Directions for this task:
Leave out the pictures and copy everything else below exactly.

(Dataset records)

☆ ☆ ☆ ☆

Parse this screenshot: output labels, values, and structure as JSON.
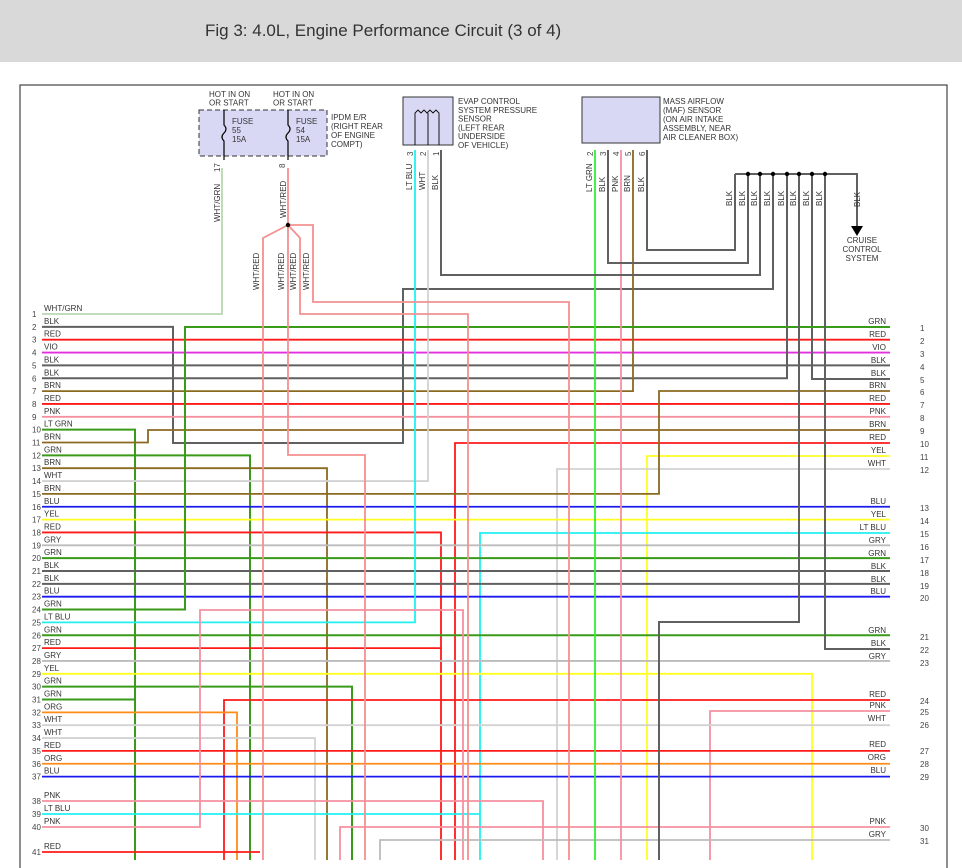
{
  "title": "Fig 3: 4.0L, Engine Performance Circuit (3 of 4)",
  "colors": {
    "GRN": "#3a9a1a",
    "LTGRN": "#33ee33",
    "RED": "#ff1a1a",
    "VIO": "#e030e0",
    "BLK": "#606060",
    "BRN": "#8b6a20",
    "PNK": "#f590a0",
    "WHT": "#d2d2d2",
    "BLU": "#1a1aee",
    "YEL": "#ffff20",
    "GRY": "#bcbcbc",
    "LTBLU": "#20f0f0",
    "ORG": "#ff8c1a",
    "WHTGRN": "#b8d8b0",
    "WHTRED": "#f49090",
    "component_fill": "#d8d8f5",
    "title_bar": "#d9d9d9"
  },
  "ipdm": {
    "hot1": [
      "HOT IN ON",
      "OR START"
    ],
    "hot2": [
      "HOT IN ON",
      "OR START"
    ],
    "fuse1": [
      "FUSE",
      "55",
      "15A"
    ],
    "fuse2": [
      "FUSE",
      "54",
      "15A"
    ],
    "label": [
      "IPDM E/R",
      "(RIGHT REAR",
      "OF ENGINE",
      "COMPT)"
    ],
    "pins": [
      "17",
      "8"
    ],
    "wires": [
      "WHT/GRN",
      "WHT/RED"
    ]
  },
  "splice_wires": [
    "WHT/RED",
    "WHT/RED",
    "WHT/RED",
    "WHT/RED"
  ],
  "evap": {
    "label": [
      "EVAP CONTROL",
      "SYSTEM PRESSURE",
      "SENSOR",
      "(LEFT REAR",
      "UNDERSIDE",
      "OF VEHICLE)"
    ],
    "pins": [
      "3",
      "2",
      "1"
    ],
    "wires": [
      "LT BLU",
      "WHT",
      "BLK"
    ]
  },
  "maf": {
    "label": [
      "MASS AIRFLOW",
      "(MAF) SENSOR",
      "(ON AIR INTAKE",
      "ASSEMBLY, NEAR",
      "AIR CLEANER BOX)"
    ],
    "pins": [
      "2",
      "3",
      "4",
      "5",
      "6"
    ],
    "wires": [
      "LT GRN",
      "BLK",
      "PNK",
      "BRN",
      "BLK"
    ]
  },
  "ground_wires": [
    "BLK",
    "BLK",
    "BLK",
    "BLK",
    "BLK",
    "BLK",
    "BLK",
    "BLK"
  ],
  "cruise": {
    "wire": "BLK",
    "label": [
      "CRUISE",
      "CONTROL",
      "SYSTEM"
    ]
  },
  "left_rows": [
    {
      "n": "1",
      "c": "WHT/GRN"
    },
    {
      "n": "2",
      "c": "BLK"
    },
    {
      "n": "3",
      "c": "RED"
    },
    {
      "n": "4",
      "c": "VIO"
    },
    {
      "n": "5",
      "c": "BLK"
    },
    {
      "n": "6",
      "c": "BLK"
    },
    {
      "n": "7",
      "c": "BRN"
    },
    {
      "n": "8",
      "c": "RED"
    },
    {
      "n": "9",
      "c": "PNK"
    },
    {
      "n": "10",
      "c": "LT GRN"
    },
    {
      "n": "11",
      "c": "BRN"
    },
    {
      "n": "12",
      "c": "GRN"
    },
    {
      "n": "13",
      "c": "BRN"
    },
    {
      "n": "14",
      "c": "WHT"
    },
    {
      "n": "15",
      "c": "BRN"
    },
    {
      "n": "16",
      "c": "BLU"
    },
    {
      "n": "17",
      "c": "YEL"
    },
    {
      "n": "18",
      "c": "RED"
    },
    {
      "n": "19",
      "c": "GRY"
    },
    {
      "n": "20",
      "c": "GRN"
    },
    {
      "n": "21",
      "c": "BLK"
    },
    {
      "n": "22",
      "c": "BLK"
    },
    {
      "n": "23",
      "c": "BLU"
    },
    {
      "n": "24",
      "c": "GRN"
    },
    {
      "n": "25",
      "c": "LT BLU"
    },
    {
      "n": "26",
      "c": "GRN"
    },
    {
      "n": "27",
      "c": "RED"
    },
    {
      "n": "28",
      "c": "GRY"
    },
    {
      "n": "29",
      "c": "YEL"
    },
    {
      "n": "30",
      "c": "GRN"
    },
    {
      "n": "31",
      "c": "GRN"
    },
    {
      "n": "32",
      "c": "ORG"
    },
    {
      "n": "33",
      "c": "WHT"
    },
    {
      "n": "34",
      "c": "WHT"
    },
    {
      "n": "35",
      "c": "RED"
    },
    {
      "n": "36",
      "c": "ORG"
    },
    {
      "n": "37",
      "c": "BLU"
    },
    {
      "n": "38",
      "c": "PNK"
    },
    {
      "n": "39",
      "c": "LT BLU"
    },
    {
      "n": "40",
      "c": "PNK"
    },
    {
      "n": "41",
      "c": "RED"
    }
  ],
  "right_rows": [
    {
      "n": "1",
      "c": "GRN"
    },
    {
      "n": "2",
      "c": "RED"
    },
    {
      "n": "3",
      "c": "VIO"
    },
    {
      "n": "4",
      "c": "BLK"
    },
    {
      "n": "5",
      "c": "BLK"
    },
    {
      "n": "6",
      "c": "BRN"
    },
    {
      "n": "7",
      "c": "RED"
    },
    {
      "n": "8",
      "c": "PNK"
    },
    {
      "n": "9",
      "c": "BRN"
    },
    {
      "n": "10",
      "c": "RED"
    },
    {
      "n": "11",
      "c": "YEL"
    },
    {
      "n": "12",
      "c": "WHT"
    },
    {
      "n": "13",
      "c": "BLU"
    },
    {
      "n": "14",
      "c": "YEL"
    },
    {
      "n": "15",
      "c": "LT BLU"
    },
    {
      "n": "16",
      "c": "GRY"
    },
    {
      "n": "17",
      "c": "GRN"
    },
    {
      "n": "18",
      "c": "BLK"
    },
    {
      "n": "19",
      "c": "BLK"
    },
    {
      "n": "20",
      "c": "BLU"
    },
    {
      "n": "21",
      "c": "GRN"
    },
    {
      "n": "22",
      "c": "BLK"
    },
    {
      "n": "23",
      "c": "GRY"
    },
    {
      "n": "24",
      "c": "RED"
    },
    {
      "n": "25",
      "c": "PNK"
    },
    {
      "n": "26",
      "c": "WHT"
    },
    {
      "n": "27",
      "c": "RED"
    },
    {
      "n": "28",
      "c": "ORG"
    },
    {
      "n": "29",
      "c": "BLU"
    },
    {
      "n": "30",
      "c": "PNK"
    },
    {
      "n": "31",
      "c": "GRY"
    }
  ]
}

☆ ☆ ☆ ☆

The output:
Parse this screenshot: output labels, values, and structure as JSON.
{
  "title": "Fig 3: 4.0L, Engine Performance Circuit (3 of 4)",
  "colors": {
    "GRN": "#3a9a1a",
    "LTGRN": "#33ee33",
    "RED": "#ff1a1a",
    "VIO": "#e030e0",
    "BLK": "#606060",
    "BRN": "#8b6a20",
    "PNK": "#f590a0",
    "WHT": "#d2d2d2",
    "BLU": "#1a1aee",
    "YEL": "#ffff20",
    "GRY": "#bcbcbc",
    "LTBLU": "#20f0f0",
    "ORG": "#ff8c1a",
    "WHTGRN": "#b8d8b0",
    "WHTRED": "#f49090",
    "component_fill": "#d8d8f5",
    "title_bar": "#d9d9d9"
  },
  "ipdm": {
    "hot1": [
      "HOT IN ON",
      "OR START"
    ],
    "hot2": [
      "HOT IN ON",
      "OR START"
    ],
    "fuse1": [
      "FUSE",
      "55",
      "15A"
    ],
    "fuse2": [
      "FUSE",
      "54",
      "15A"
    ],
    "label": [
      "IPDM E/R",
      "(RIGHT REAR",
      "OF ENGINE",
      "COMPT)"
    ],
    "pins": [
      "17",
      "8"
    ],
    "wires": [
      "WHT/GRN",
      "WHT/RED"
    ]
  },
  "splice_wires": [
    "WHT/RED",
    "WHT/RED",
    "WHT/RED",
    "WHT/RED"
  ],
  "evap": {
    "label": [
      "EVAP CONTROL",
      "SYSTEM PRESSURE",
      "SENSOR",
      "(LEFT REAR",
      "UNDERSIDE",
      "OF VEHICLE)"
    ],
    "pins": [
      "3",
      "2",
      "1"
    ],
    "wires": [
      "LT BLU",
      "WHT",
      "BLK"
    ]
  },
  "maf": {
    "label": [
      "MASS AIRFLOW",
      "(MAF) SENSOR",
      "(ON AIR INTAKE",
      "ASSEMBLY, NEAR",
      "AIR CLEANER BOX)"
    ],
    "pins": [
      "2",
      "3",
      "4",
      "5",
      "6"
    ],
    "wires": [
      "LT GRN",
      "BLK",
      "PNK",
      "BRN",
      "BLK"
    ]
  },
  "ground_wires": [
    "BLK",
    "BLK",
    "BLK",
    "BLK",
    "BLK",
    "BLK",
    "BLK",
    "BLK"
  ],
  "cruise": {
    "wire": "BLK",
    "label": [
      "CRUISE",
      "CONTROL",
      "SYSTEM"
    ]
  },
  "left_rows": [
    {
      "n": "1",
      "c": "WHT/GRN"
    },
    {
      "n": "2",
      "c": "BLK"
    },
    {
      "n": "3",
      "c": "RED"
    },
    {
      "n": "4",
      "c": "VIO"
    },
    {
      "n": "5",
      "c": "BLK"
    },
    {
      "n": "6",
      "c": "BLK"
    },
    {
      "n": "7",
      "c": "BRN"
    },
    {
      "n": "8",
      "c": "RED"
    },
    {
      "n": "9",
      "c": "PNK"
    },
    {
      "n": "10",
      "c": "LT GRN"
    },
    {
      "n": "11",
      "c": "BRN"
    },
    {
      "n": "12",
      "c": "GRN"
    },
    {
      "n": "13",
      "c": "BRN"
    },
    {
      "n": "14",
      "c": "WHT"
    },
    {
      "n": "15",
      "c": "BRN"
    },
    {
      "n": "16",
      "c": "BLU"
    },
    {
      "n": "17",
      "c": "YEL"
    },
    {
      "n": "18",
      "c": "RED"
    },
    {
      "n": "19",
      "c": "GRY"
    },
    {
      "n": "20",
      "c": "GRN"
    },
    {
      "n": "21",
      "c": "BLK"
    },
    {
      "n": "22",
      "c": "BLK"
    },
    {
      "n": "23",
      "c": "BLU"
    },
    {
      "n": "24",
      "c": "GRN"
    },
    {
      "n": "25",
      "c": "LT BLU"
    },
    {
      "n": "26",
      "c": "GRN"
    },
    {
      "n": "27",
      "c": "RED"
    },
    {
      "n": "28",
      "c": "GRY"
    },
    {
      "n": "29",
      "c": "YEL"
    },
    {
      "n": "30",
      "c": "GRN"
    },
    {
      "n": "31",
      "c": "GRN"
    },
    {
      "n": "32",
      "c": "ORG"
    },
    {
      "n": "33",
      "c": "WHT"
    },
    {
      "n": "34",
      "c": "WHT"
    },
    {
      "n": "35",
      "c": "RED"
    },
    {
      "n": "36",
      "c": "ORG"
    },
    {
      "n": "37",
      "c": "BLU"
    },
    {
      "n": "38",
      "c": "PNK"
    },
    {
      "n": "39",
      "c": "LT BLU"
    },
    {
      "n": "40",
      "c": "PNK"
    },
    {
      "n": "41",
      "c": "RED"
    }
  ],
  "right_rows": [
    {
      "n": "1",
      "c": "GRN"
    },
    {
      "n": "2",
      "c": "RED"
    },
    {
      "n": "3",
      "c": "VIO"
    },
    {
      "n": "4",
      "c": "BLK"
    },
    {
      "n": "5",
      "c": "BLK"
    },
    {
      "n": "6",
      "c": "BRN"
    },
    {
      "n": "7",
      "c": "RED"
    },
    {
      "n": "8",
      "c": "PNK"
    },
    {
      "n": "9",
      "c": "BRN"
    },
    {
      "n": "10",
      "c": "RED"
    },
    {
      "n": "11",
      "c": "YEL"
    },
    {
      "n": "12",
      "c": "WHT"
    },
    {
      "n": "13",
      "c": "BLU"
    },
    {
      "n": "14",
      "c": "YEL"
    },
    {
      "n": "15",
      "c": "LT BLU"
    },
    {
      "n": "16",
      "c": "GRY"
    },
    {
      "n": "17",
      "c": "GRN"
    },
    {
      "n": "18",
      "c": "BLK"
    },
    {
      "n": "19",
      "c": "BLK"
    },
    {
      "n": "20",
      "c": "BLU"
    },
    {
      "n": "21",
      "c": "GRN"
    },
    {
      "n": "22",
      "c": "BLK"
    },
    {
      "n": "23",
      "c": "GRY"
    },
    {
      "n": "24",
      "c": "RED"
    },
    {
      "n": "25",
      "c": "PNK"
    },
    {
      "n": "26",
      "c": "WHT"
    },
    {
      "n": "27",
      "c": "RED"
    },
    {
      "n": "28",
      "c": "ORG"
    },
    {
      "n": "29",
      "c": "BLU"
    },
    {
      "n": "30",
      "c": "PNK"
    },
    {
      "n": "31",
      "c": "GRY"
    }
  ]
}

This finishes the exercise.